WORK TO DO =
Copy every record word for word.

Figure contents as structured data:
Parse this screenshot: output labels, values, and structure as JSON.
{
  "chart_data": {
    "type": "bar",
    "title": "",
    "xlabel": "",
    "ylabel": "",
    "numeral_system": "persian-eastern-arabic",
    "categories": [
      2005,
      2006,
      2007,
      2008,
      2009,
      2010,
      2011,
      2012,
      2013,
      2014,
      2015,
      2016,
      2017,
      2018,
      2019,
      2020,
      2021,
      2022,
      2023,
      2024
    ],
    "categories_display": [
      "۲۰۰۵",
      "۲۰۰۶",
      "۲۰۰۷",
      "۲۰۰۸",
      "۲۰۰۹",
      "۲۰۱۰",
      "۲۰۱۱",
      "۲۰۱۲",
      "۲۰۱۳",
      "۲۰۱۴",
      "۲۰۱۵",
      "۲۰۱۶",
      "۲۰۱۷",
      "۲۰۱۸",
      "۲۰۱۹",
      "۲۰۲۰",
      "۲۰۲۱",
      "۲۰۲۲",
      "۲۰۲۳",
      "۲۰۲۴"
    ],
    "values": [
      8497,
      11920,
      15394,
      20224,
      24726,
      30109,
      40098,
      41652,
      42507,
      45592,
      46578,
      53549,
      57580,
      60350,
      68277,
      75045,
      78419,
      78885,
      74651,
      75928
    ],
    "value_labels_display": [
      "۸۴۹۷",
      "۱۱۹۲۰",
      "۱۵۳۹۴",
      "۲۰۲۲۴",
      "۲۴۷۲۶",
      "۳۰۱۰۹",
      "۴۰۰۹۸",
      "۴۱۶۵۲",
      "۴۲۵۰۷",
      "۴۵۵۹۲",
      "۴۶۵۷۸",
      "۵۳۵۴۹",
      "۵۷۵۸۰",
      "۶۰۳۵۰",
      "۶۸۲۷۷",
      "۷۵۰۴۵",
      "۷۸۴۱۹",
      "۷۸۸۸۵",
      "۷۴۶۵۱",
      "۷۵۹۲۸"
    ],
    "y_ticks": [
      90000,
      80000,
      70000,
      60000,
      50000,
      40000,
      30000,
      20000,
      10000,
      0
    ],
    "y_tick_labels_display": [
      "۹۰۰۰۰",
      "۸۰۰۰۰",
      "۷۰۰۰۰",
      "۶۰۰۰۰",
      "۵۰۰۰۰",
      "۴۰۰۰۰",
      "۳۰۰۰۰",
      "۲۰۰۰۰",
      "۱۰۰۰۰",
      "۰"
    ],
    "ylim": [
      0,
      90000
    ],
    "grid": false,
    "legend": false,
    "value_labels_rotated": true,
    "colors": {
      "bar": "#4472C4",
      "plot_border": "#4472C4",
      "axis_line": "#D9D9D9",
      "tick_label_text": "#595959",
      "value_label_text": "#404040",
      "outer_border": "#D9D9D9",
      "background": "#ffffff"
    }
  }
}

ANSWER =
Parse this screenshot: output labels, values, and structure as JSON.
{
  "chart_data": {
    "type": "bar",
    "title": "",
    "xlabel": "",
    "ylabel": "",
    "numeral_system": "persian-eastern-arabic",
    "categories": [
      2005,
      2006,
      2007,
      2008,
      2009,
      2010,
      2011,
      2012,
      2013,
      2014,
      2015,
      2016,
      2017,
      2018,
      2019,
      2020,
      2021,
      2022,
      2023,
      2024
    ],
    "categories_display": [
      "۲۰۰۵",
      "۲۰۰۶",
      "۲۰۰۷",
      "۲۰۰۸",
      "۲۰۰۹",
      "۲۰۱۰",
      "۲۰۱۱",
      "۲۰۱۲",
      "۲۰۱۳",
      "۲۰۱۴",
      "۲۰۱۵",
      "۲۰۱۶",
      "۲۰۱۷",
      "۲۰۱۸",
      "۲۰۱۹",
      "۲۰۲۰",
      "۲۰۲۱",
      "۲۰۲۲",
      "۲۰۲۳",
      "۲۰۲۴"
    ],
    "values": [
      8497,
      11920,
      15394,
      20224,
      24726,
      30109,
      40098,
      41652,
      42507,
      45592,
      46578,
      53549,
      57580,
      60350,
      68277,
      75045,
      78419,
      78885,
      74651,
      75928
    ],
    "value_labels_display": [
      "۸۴۹۷",
      "۱۱۹۲۰",
      "۱۵۳۹۴",
      "۲۰۲۲۴",
      "۲۴۷۲۶",
      "۳۰۱۰۹",
      "۴۰۰۹۸",
      "۴۱۶۵۲",
      "۴۲۵۰۷",
      "۴۵۵۹۲",
      "۴۶۵۷۸",
      "۵۳۵۴۹",
      "۵۷۵۸۰",
      "۶۰۳۵۰",
      "۶۸۲۷۷",
      "۷۵۰۴۵",
      "۷۸۴۱۹",
      "۷۸۸۸۵",
      "۷۴۶۵۱",
      "۷۵۹۲۸"
    ],
    "y_ticks": [
      90000,
      80000,
      70000,
      60000,
      50000,
      40000,
      30000,
      20000,
      10000,
      0
    ],
    "y_tick_labels_display": [
      "۹۰۰۰۰",
      "۸۰۰۰۰",
      "۷۰۰۰۰",
      "۶۰۰۰۰",
      "۵۰۰۰۰",
      "۴۰۰۰۰",
      "۳۰۰۰۰",
      "۲۰۰۰۰",
      "۱۰۰۰۰",
      "۰"
    ],
    "ylim": [
      0,
      90000
    ],
    "grid": false,
    "legend": false,
    "value_labels_rotated": true,
    "colors": {
      "bar": "#4472C4",
      "plot_border": "#4472C4",
      "axis_line": "#D9D9D9",
      "tick_label_text": "#595959",
      "value_label_text": "#404040",
      "outer_border": "#D9D9D9",
      "background": "#ffffff"
    }
  }
}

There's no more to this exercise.